Aim: Filter the data for lines with the word "magnis", then copy every line so identified.

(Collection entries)
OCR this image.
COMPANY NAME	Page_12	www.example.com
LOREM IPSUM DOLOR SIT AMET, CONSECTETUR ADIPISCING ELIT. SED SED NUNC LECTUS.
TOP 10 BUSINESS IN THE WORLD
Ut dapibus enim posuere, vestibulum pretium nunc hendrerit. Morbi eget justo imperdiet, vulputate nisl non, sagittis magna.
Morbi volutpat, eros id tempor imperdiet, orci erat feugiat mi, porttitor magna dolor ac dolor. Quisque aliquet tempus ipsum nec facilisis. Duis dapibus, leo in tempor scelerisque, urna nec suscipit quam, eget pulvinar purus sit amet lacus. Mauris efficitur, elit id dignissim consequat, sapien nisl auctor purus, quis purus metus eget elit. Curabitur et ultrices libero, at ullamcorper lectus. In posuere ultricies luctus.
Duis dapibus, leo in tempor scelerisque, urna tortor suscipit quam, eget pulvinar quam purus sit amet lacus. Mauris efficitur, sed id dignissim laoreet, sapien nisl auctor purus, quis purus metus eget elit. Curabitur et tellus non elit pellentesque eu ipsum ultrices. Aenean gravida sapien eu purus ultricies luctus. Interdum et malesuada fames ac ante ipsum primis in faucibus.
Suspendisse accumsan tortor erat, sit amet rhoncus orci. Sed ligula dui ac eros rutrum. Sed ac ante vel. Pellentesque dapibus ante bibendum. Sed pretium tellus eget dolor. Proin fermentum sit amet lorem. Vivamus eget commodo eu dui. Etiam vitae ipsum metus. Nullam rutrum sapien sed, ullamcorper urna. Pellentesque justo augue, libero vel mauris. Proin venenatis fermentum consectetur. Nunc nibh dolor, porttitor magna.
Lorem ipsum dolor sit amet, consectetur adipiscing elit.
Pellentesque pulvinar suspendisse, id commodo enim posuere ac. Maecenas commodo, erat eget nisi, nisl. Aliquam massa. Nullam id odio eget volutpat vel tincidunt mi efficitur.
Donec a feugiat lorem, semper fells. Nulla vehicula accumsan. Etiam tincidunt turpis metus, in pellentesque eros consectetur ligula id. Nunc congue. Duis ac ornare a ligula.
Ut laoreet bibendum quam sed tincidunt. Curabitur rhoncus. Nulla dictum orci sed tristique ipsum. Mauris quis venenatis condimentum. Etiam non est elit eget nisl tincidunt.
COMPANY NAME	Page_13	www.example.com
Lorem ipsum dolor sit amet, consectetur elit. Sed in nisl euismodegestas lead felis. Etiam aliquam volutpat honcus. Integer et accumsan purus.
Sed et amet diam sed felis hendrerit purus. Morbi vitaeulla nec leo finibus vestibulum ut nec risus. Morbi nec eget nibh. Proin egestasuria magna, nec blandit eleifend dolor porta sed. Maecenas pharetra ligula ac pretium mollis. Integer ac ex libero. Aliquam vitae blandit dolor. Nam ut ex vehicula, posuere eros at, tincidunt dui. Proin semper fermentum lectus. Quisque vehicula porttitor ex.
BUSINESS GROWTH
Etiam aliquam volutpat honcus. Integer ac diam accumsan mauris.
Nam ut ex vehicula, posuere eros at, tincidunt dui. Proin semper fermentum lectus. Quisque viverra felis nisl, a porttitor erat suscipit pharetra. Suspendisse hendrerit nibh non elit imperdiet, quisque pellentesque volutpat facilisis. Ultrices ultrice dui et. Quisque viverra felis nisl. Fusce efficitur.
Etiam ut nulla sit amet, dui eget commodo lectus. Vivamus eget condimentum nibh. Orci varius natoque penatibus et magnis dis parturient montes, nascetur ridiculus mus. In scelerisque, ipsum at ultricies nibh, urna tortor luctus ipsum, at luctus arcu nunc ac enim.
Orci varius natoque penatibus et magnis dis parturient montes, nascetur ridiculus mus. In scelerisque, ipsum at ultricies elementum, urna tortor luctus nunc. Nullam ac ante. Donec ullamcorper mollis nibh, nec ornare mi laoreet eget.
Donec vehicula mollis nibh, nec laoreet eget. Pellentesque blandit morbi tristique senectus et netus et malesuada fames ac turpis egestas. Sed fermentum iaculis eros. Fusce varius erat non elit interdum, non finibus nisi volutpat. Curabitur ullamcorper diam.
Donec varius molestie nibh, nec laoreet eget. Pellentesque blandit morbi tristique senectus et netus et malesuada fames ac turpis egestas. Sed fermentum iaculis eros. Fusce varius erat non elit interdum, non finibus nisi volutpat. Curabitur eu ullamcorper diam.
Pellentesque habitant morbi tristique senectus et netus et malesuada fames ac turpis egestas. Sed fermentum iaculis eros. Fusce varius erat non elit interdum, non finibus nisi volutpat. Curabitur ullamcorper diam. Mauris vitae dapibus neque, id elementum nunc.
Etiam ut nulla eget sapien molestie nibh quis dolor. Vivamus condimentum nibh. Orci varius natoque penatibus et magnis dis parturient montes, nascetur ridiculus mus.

Completed task:
Etiam ut nulla sit amet, dui eget commodo lectus. Vivamus eget condimentum nibh. Orci varius natoque penatibus et magnis dis parturient montes, nascetur ridiculus mus. In scelerisque, ipsum at ultricies nibh, urna tortor luctus ipsum, at luctus arcu nunc ac enim.
Orci varius natoque penatibus et magnis dis parturient montes, nascetur ridiculus mus. In scelerisque, ipsum at ultricies elementum, urna tortor luctus nunc. Nullam ac ante. Donec ullamcorper mollis nibh, nec ornare mi laoreet eget.
Etiam ut nulla eget sapien molestie nibh quis dolor. Vivamus condimentum nibh. Orci varius natoque penatibus et magnis dis parturient montes, nascetur ridiculus mus.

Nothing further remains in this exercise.